*What to produce*.
Count lines holding the word "color". Only the number is wanted.

*Records provided*.
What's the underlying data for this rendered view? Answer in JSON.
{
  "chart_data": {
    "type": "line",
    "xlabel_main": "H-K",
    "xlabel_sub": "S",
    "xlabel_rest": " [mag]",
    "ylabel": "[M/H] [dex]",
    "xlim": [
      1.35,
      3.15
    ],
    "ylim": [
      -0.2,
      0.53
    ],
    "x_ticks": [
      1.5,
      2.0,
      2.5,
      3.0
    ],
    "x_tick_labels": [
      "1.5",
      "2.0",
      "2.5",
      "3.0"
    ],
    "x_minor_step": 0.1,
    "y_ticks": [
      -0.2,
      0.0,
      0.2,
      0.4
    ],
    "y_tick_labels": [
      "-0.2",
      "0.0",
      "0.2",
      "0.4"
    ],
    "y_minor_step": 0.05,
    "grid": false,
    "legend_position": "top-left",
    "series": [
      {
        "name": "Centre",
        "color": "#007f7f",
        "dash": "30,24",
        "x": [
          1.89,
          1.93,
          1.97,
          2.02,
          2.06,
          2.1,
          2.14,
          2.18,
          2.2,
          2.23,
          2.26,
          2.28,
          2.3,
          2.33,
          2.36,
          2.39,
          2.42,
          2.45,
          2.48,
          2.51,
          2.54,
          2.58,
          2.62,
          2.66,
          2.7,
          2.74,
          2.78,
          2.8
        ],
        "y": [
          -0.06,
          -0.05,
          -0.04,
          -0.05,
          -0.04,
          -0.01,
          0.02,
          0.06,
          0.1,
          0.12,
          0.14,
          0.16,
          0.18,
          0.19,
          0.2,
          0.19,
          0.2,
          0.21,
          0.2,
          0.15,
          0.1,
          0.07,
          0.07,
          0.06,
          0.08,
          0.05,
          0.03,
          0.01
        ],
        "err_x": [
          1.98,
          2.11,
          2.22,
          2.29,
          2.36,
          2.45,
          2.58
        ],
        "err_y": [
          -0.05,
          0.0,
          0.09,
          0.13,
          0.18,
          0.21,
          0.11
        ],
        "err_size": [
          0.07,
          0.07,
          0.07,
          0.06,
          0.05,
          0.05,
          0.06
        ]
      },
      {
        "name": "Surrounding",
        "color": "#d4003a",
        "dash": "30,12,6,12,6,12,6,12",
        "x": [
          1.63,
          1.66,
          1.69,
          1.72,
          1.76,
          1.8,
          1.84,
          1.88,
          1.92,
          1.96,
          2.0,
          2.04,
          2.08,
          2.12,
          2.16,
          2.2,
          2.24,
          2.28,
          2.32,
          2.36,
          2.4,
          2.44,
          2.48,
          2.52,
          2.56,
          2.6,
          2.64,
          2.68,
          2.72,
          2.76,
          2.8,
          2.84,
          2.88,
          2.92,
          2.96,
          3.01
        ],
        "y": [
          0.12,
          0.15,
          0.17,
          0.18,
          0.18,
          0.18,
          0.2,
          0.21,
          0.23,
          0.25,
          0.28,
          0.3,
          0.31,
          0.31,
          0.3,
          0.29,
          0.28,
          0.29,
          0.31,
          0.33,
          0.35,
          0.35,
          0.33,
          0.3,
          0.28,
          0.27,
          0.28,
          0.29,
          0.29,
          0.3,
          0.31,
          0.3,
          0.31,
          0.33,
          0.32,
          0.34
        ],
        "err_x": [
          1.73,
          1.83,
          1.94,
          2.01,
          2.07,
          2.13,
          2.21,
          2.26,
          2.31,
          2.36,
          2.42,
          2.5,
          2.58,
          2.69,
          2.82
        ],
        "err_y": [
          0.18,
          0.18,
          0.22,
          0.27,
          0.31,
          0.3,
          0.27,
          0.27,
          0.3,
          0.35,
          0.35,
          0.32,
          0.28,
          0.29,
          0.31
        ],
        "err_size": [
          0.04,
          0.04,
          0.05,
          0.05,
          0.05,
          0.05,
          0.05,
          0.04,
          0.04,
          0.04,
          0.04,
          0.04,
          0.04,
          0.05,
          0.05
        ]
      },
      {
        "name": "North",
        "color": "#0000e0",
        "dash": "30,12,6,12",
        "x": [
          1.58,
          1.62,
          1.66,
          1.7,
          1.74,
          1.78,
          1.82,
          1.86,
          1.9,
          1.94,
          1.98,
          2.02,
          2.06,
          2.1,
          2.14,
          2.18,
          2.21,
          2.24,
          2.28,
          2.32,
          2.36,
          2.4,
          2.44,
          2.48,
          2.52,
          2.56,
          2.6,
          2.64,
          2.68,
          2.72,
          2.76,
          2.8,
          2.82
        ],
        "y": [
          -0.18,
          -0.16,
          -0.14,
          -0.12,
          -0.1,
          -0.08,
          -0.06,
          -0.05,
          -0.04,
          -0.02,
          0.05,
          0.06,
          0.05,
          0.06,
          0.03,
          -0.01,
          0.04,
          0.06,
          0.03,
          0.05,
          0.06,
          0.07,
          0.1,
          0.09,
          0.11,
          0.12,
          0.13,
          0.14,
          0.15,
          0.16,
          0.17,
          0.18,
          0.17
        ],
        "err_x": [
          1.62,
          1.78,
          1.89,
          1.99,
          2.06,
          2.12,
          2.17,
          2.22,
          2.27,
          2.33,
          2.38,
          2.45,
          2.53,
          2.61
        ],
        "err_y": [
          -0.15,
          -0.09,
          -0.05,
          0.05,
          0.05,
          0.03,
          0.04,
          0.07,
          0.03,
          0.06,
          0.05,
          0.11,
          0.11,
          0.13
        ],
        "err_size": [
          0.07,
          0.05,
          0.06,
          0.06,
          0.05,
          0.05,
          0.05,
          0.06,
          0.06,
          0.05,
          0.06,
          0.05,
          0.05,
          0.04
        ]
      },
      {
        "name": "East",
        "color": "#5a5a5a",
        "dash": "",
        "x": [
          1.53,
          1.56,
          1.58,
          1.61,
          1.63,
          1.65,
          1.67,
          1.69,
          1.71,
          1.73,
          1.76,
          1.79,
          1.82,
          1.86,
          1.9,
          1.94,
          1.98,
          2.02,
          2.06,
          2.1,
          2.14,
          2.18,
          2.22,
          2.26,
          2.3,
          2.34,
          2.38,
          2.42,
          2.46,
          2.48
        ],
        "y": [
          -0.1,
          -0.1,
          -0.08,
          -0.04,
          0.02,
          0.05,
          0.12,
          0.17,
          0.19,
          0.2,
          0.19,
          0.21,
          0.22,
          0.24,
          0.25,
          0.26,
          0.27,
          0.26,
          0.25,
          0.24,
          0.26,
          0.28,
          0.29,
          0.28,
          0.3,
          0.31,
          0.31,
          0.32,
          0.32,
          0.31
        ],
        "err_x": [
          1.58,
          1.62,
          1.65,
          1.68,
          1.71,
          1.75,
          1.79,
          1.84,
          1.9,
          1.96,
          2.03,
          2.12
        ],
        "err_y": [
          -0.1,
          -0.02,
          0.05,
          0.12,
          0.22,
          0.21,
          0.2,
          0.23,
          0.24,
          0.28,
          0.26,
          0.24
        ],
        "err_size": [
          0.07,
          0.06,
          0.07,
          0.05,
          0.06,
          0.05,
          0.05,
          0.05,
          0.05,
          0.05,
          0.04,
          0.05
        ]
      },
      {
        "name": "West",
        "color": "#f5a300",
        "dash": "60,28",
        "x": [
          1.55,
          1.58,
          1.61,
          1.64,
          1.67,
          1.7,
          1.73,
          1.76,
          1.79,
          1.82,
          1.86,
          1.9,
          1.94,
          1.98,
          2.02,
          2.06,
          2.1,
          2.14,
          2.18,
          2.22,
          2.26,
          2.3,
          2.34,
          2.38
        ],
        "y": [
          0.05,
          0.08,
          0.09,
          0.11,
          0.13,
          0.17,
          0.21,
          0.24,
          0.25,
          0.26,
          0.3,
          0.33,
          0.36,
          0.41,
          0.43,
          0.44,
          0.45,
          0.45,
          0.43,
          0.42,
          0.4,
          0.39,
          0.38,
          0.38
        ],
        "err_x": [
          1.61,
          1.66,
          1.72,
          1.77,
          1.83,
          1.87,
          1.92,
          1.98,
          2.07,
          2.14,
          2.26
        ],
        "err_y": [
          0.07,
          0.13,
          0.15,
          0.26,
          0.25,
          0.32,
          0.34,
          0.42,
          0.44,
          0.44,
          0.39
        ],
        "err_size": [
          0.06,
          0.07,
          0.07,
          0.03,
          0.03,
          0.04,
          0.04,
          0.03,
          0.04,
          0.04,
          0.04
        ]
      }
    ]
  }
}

*Full output*.
5